-------- Given data --------
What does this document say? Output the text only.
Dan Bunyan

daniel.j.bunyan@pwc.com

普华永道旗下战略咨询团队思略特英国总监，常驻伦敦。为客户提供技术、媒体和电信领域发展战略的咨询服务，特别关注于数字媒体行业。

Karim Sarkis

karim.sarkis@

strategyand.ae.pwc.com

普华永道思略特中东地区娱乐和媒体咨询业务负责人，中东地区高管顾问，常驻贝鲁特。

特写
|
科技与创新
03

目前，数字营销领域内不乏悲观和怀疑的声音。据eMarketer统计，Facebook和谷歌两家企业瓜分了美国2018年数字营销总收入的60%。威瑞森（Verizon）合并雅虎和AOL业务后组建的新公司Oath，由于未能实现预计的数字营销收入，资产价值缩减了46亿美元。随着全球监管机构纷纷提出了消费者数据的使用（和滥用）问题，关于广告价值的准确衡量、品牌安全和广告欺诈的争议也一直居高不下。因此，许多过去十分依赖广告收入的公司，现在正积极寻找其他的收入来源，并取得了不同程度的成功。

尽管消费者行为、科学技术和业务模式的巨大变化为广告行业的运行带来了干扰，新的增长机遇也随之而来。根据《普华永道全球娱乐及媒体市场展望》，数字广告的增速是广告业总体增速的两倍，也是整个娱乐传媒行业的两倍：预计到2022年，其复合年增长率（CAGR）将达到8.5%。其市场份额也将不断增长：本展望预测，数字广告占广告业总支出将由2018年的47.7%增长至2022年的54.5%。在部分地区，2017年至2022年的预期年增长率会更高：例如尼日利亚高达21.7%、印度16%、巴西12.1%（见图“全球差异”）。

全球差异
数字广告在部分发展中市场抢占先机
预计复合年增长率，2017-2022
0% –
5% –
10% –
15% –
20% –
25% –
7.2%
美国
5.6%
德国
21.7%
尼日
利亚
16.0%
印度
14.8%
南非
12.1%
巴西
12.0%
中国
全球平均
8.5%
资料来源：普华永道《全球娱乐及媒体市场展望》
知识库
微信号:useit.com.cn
--------
[Task details] Each entry above needs to be retyped exactly.

[Answer to this task]
What does this document say? Output the text only.
Dan Bunyan

daniel.j.bunyan@pwc.com

普华永道旗下战略咨询团队思略特英国总监，常驻伦敦。为客户提供技术、媒体和电信领域发展战略的咨询服务，特别关注于数字媒体行业。

Karim Sarkis

karim.sarkis@

strategyand.ae.pwc.com

普华永道思略特中东地区娱乐和媒体咨询业务负责人，中东地区高管顾问，常驻贝鲁特。

特写
|
科技与创新
03

目前，数字营销领域内不乏悲观和怀疑的声音。据eMarketer统计，Facebook和谷歌两家企业瓜分了美国2018年数字营销总收入的60%。威瑞森（Verizon）合并雅虎和AOL业务后组建的新公司Oath，由于未能实现预计的数字营销收入，资产价值缩减了46亿美元。随着全球监管机构纷纷提出了消费者数据的使用（和滥用）问题，关于广告价值的准确衡量、品牌安全和广告欺诈的争议也一直居高不下。因此，许多过去十分依赖广告收入的公司，现在正积极寻找其他的收入来源，并取得了不同程度的成功。

尽管消费者行为、科学技术和业务模式的巨大变化为广告行业的运行带来了干扰，新的增长机遇也随之而来。根据《普华永道全球娱乐及媒体市场展望》，数字广告的增速是广告业总体增速的两倍，也是整个娱乐传媒行业的两倍：预计到2022年，其复合年增长率（CAGR）将达到8.5%。其市场份额也将不断增长：本展望预测，数字广告占广告业总支出将由2018年的47.7%增长至2022年的54.5%。在部分地区，2017年至2022年的预期年增长率会更高：例如尼日利亚高达21.7%、印度16%、巴西12.1%（见图“全球差异”）。

全球差异
数字广告在部分发展中市场抢占先机
预计复合年增长率，2017-2022
0% –
5% –
10% –
15% –
20% –
25% –
7.2%
美国
5.6%
德国
21.7%
尼日
利亚
16.0%
印度
14.8%
南非
12.1%
巴西
12.0%
中国
全球平均
8.5%
资料来源：普华永道《全球娱乐及媒体市场展望》
知识库
微信号:useit.com.cn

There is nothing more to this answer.